• _Instructions for the task_:
Copy out every line exactly as given.

• _Data for this task_:

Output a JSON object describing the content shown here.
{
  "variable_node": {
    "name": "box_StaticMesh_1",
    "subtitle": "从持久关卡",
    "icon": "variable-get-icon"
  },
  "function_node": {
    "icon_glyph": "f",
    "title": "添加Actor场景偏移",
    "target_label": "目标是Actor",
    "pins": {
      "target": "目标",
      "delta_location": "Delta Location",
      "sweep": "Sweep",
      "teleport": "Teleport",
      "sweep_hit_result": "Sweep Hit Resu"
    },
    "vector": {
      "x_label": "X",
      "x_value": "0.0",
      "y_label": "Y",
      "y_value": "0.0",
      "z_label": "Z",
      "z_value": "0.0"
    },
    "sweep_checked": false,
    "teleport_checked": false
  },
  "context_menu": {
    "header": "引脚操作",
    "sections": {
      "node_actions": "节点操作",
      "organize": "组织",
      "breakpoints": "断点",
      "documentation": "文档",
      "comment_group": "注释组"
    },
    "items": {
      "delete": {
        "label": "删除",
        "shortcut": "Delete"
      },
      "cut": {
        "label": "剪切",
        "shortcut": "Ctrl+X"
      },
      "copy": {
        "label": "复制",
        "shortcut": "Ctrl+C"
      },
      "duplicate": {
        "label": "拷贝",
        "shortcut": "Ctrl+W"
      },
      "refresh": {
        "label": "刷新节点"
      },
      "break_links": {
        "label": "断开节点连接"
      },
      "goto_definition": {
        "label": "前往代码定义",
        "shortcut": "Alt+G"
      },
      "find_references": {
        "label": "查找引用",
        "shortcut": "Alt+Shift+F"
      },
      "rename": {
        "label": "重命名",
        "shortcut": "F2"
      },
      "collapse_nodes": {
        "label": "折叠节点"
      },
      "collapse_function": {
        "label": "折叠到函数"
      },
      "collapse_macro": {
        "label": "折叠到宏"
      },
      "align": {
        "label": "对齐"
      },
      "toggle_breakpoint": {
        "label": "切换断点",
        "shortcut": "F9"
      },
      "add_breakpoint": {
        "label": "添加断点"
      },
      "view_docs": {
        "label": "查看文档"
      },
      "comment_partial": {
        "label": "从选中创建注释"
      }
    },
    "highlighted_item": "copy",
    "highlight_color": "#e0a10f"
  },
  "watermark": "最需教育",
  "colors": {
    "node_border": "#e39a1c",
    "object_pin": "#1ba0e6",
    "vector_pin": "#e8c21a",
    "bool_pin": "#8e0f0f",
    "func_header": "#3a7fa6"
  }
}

• _Finished answer_:
Output a JSON object describing the content shown here.
{
  "variable_node": {
    "name": "box_StaticMesh_1",
    "subtitle": "从持久关卡",
    "icon": "variable-get-icon"
  },
  "function_node": {
    "icon_glyph": "f",
    "title": "添加Actor场景偏移",
    "target_label": "目标是Actor",
    "pins": {
      "target": "目标",
      "delta_location": "Delta Location",
      "sweep": "Sweep",
      "teleport": "Teleport",
      "sweep_hit_result": "Sweep Hit Resu"
    },
    "vector": {
      "x_label": "X",
      "x_value": "0.0",
      "y_label": "Y",
      "y_value": "0.0",
      "z_label": "Z",
      "z_value": "0.0"
    },
    "sweep_checked": false,
    "teleport_checked": false
  },
  "context_menu": {
    "header": "引脚操作",
    "sections": {
      "node_actions": "节点操作",
      "organize": "组织",
      "breakpoints": "断点",
      "documentation": "文档",
      "comment_group": "注释组"
    },
    "items": {
      "delete": {
        "label": "删除",
        "shortcut": "Delete"
      },
      "cut": {
        "label": "剪切",
        "shortcut": "Ctrl+X"
      },
      "copy": {
        "label": "复制",
        "shortcut": "Ctrl+C"
      },
      "duplicate": {
        "label": "拷贝",
        "shortcut": "Ctrl+W"
      },
      "refresh": {
        "label": "刷新节点"
      },
      "break_links": {
        "label": "断开节点连接"
      },
      "goto_definition": {
        "label": "前往代码定义",
        "shortcut": "Alt+G"
      },
      "find_references": {
        "label": "查找引用",
        "shortcut": "Alt+Shift+F"
      },
      "rename": {
        "label": "重命名",
        "shortcut": "F2"
      },
      "collapse_nodes": {
        "label": "折叠节点"
      },
      "collapse_function": {
        "label": "折叠到函数"
      },
      "collapse_macro": {
        "label": "折叠到宏"
      },
      "align": {
        "label": "对齐"
      },
      "toggle_breakpoint": {
        "label": "切换断点",
        "shortcut": "F9"
      },
      "add_breakpoint": {
        "label": "添加断点"
      },
      "view_docs": {
        "label": "查看文档"
      },
      "comment_partial": {
        "label": "从选中创建注释"
      }
    },
    "highlighted_item": "copy",
    "highlight_color": "#e0a10f"
  },
  "watermark": "最需教育",
  "colors": {
    "node_border": "#e39a1c",
    "object_pin": "#1ba0e6",
    "vector_pin": "#e8c21a",
    "bool_pin": "#8e0f0f",
    "func_header": "#3a7fa6"
  }
}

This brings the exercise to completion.